• _Material shown_:
--------------------

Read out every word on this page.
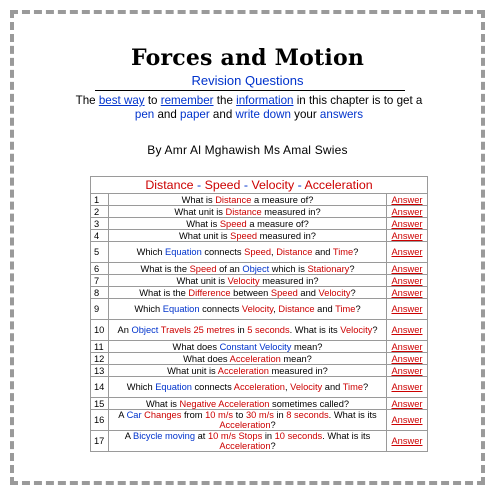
Forces and Motion
Revision Questions
The best way to remember the information in this chapter is to get a pen and paper and write down your answers
By Amr Al Mghawish Ms Amal Swies
Distance - Speed - Velocity - Acceleration		
1	What is Distance a measure of?	Answer
2	What unit is Distance measured in?	Answer
3	What is Speed a measure of?	Answer
4	What unit is Speed measured in?	Answer
5	Which Equation connects Speed, Distance and Time?	Answer
6	What is the Speed of an Object which is Stationary?	Answer
7	What unit is Velocity measured in?	Answer
8	What is the Difference between Speed and Velocity?	Answer
9	Which Equation connects Velocity, Distance and Time?	Answer
10	An Object Travels 25 metres in 5 seconds. What is its Velocity?	Answer
11	What does Constant Velocity mean?	Answer
12	What does Acceleration mean?	Answer
13	What unit is Acceleration measured in?	Answer
14	Which Equation connects Acceleration, Velocity and Time?	Answer
15	What is Negative Acceleration sometimes called?	Answer
16	A Car Changes from 10 m/s to 30 m/s in 8 seconds. What is its Acceleration?	Answer
17	A Bicycle moving at 10 m/s Stops in 10 seconds. What is its Acceleration?	Answer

--------------------

• _Problem_: Read the lines above. Gather those in which the string "connects" is found.

• _Written response_:
5	Which Equation connects Speed, Distance and Time?	Answer
9	Which Equation connects Velocity, Distance and Time?	Answer
14	Which Equation connects Acceleration, Velocity and Time?	Answer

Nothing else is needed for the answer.